> **LISTING**:

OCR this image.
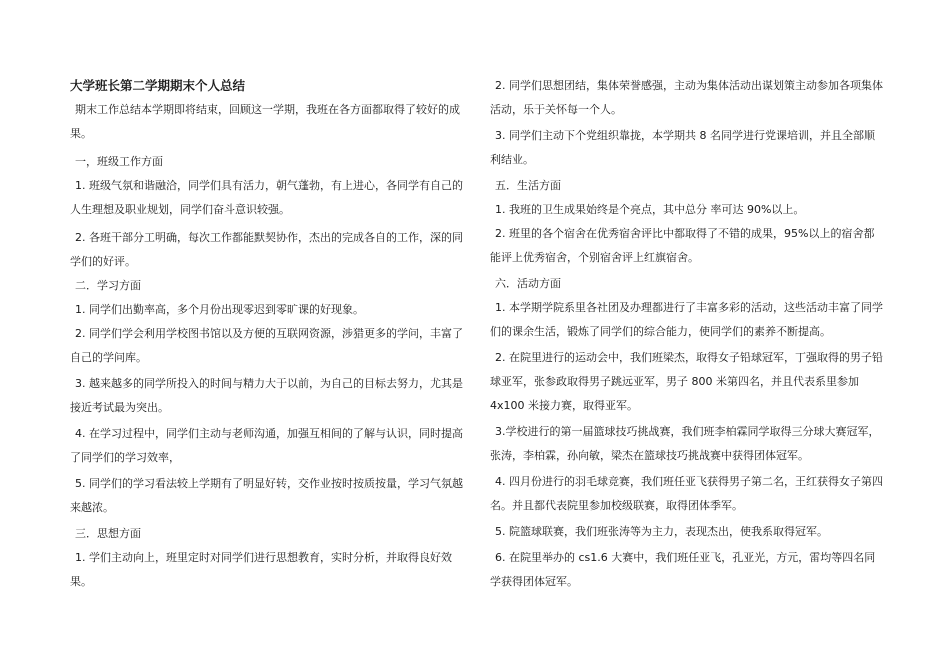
大学班长第二学期期末个人总结
期末工作总结本学期即将结束，回顾这一学期，我班在各方面都取得了较好的成果。
一，班级工作方面
1. 班级气氛和谐融洽，同学们具有活力，朝气蓬勃，有上进心，各同学有自己的人生理想及职业规划，同学们奋斗意识较强。
2. 各班干部分工明确，每次工作都能默契协作，杰出的完成各自的工作，深的同学们的好评。
二．学习方面
1. 同学们出勤率高，多个月份出现零迟到零旷课的好现象。
2. 同学们学会利用学校图书馆以及方便的互联网资源，涉猎更多的学问，丰富了自己的学问库。
3. 越来越多的同学所投入的时间与精力大于以前，为自己的目标去努力，尤其是接近考试最为突出。
4. 在学习过程中，同学们主动与老师沟通，加强互相间的了解与认识，同时提高了同学们的学习效率，
5. 同学们的学习看法较上学期有了明显好转，交作业按时按质按量，学习气氛越来越浓。
三．思想方面
1. 学们主动向上，班里定时对同学们进行思想教育，实时分析，并取得良好效果。
2. 同学们思想团结，集体荣誉感强，主动为集体活动出谋划策主动参加各项集体活动，乐于关怀每一个人。
3. 同学们主动下个党组织靠拢，本学期共 8 名同学进行党课培训，并且全部顺利结业。
五．生活方面
1. 我班的卫生成果始终是个亮点，其中总分 率可达 90%以上。
2. 班里的各个宿舍在优秀宿舍评比中都取得了不错的成果，95%以上的宿舍都能评上优秀宿舍，个别宿舍评上红旗宿舍。
六．活动方面
1. 本学期学院系里各社团及办理都进行了丰富多彩的活动，这些活动丰富了同学们的课余生活，锻炼了同学们的综合能力，使同学们的素养不断提高。
2. 在院里进行的运动会中，我们班梁杰，取得女子铅球冠军，丁强取得的男子铅球亚军，张参政取得男子跳远亚军，男子 800 米第四名，并且代表系里参加 4x100 米接力赛，取得亚军。
3.学校进行的第一届篮球技巧挑战赛，我们班李柏霖同学取得三分球大赛冠军，张涛，李柏霖，孙向敏，梁杰在篮球技巧挑战赛中获得团体冠军。
4. 四月份进行的羽毛球竞赛，我们班任亚飞获得男子第二名，王红获得女子第四名。并且都代表院里参加校级联赛，取得团体季军。
5. 院篮球联赛，我们班张涛等为主力，表现杰出，使我系取得冠军。
6. 在院里举办的 cs1.6 大赛中，我们班任亚飞，孔亚光，方元，雷均等四名同学获得团体冠军。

> **TASK**: Omit the pictures and give the material again, exactly and in full.

> **FINISHED ANSWER**:
OCR this image.
大学班长第二学期期末个人总结
期末工作总结本学期即将结束，回顾这一学期，我班在各方面都取得了较好的成果。
一，班级工作方面
1. 班级气氛和谐融洽，同学们具有活力，朝气蓬勃，有上进心，各同学有自己的人生理想及职业规划，同学们奋斗意识较强。
2. 各班干部分工明确，每次工作都能默契协作，杰出的完成各自的工作，深的同学们的好评。
二．学习方面
1. 同学们出勤率高，多个月份出现零迟到零旷课的好现象。
2. 同学们学会利用学校图书馆以及方便的互联网资源，涉猎更多的学问，丰富了自己的学问库。
3. 越来越多的同学所投入的时间与精力大于以前，为自己的目标去努力，尤其是接近考试最为突出。
4. 在学习过程中，同学们主动与老师沟通，加强互相间的了解与认识，同时提高了同学们的学习效率，
5. 同学们的学习看法较上学期有了明显好转，交作业按时按质按量，学习气氛越来越浓。
三．思想方面
1. 学们主动向上，班里定时对同学们进行思想教育，实时分析，并取得良好效果。
2. 同学们思想团结，集体荣誉感强，主动为集体活动出谋划策主动参加各项集体活动，乐于关怀每一个人。
3. 同学们主动下个党组织靠拢，本学期共 8 名同学进行党课培训，并且全部顺利结业。
五．生活方面
1. 我班的卫生成果始终是个亮点，其中总分 率可达 90%以上。
2. 班里的各个宿舍在优秀宿舍评比中都取得了不错的成果，95%以上的宿舍都能评上优秀宿舍，个别宿舍评上红旗宿舍。
六．活动方面
1. 本学期学院系里各社团及办理都进行了丰富多彩的活动，这些活动丰富了同学们的课余生活，锻炼了同学们的综合能力，使同学们的素养不断提高。
2. 在院里进行的运动会中，我们班梁杰，取得女子铅球冠军，丁强取得的男子铅球亚军，张参政取得男子跳远亚军，男子 800 米第四名，并且代表系里参加 4x100 米接力赛，取得亚军。
3.学校进行的第一届篮球技巧挑战赛，我们班李柏霖同学取得三分球大赛冠军，张涛，李柏霖，孙向敏，梁杰在篮球技巧挑战赛中获得团体冠军。
4. 四月份进行的羽毛球竞赛，我们班任亚飞获得男子第二名，王红获得女子第四名。并且都代表院里参加校级联赛，取得团体季军。
5. 院篮球联赛，我们班张涛等为主力，表现杰出，使我系取得冠军。
6. 在院里举办的 cs1.6 大赛中，我们班任亚飞，孔亚光，方元，雷均等四名同学获得团体冠军。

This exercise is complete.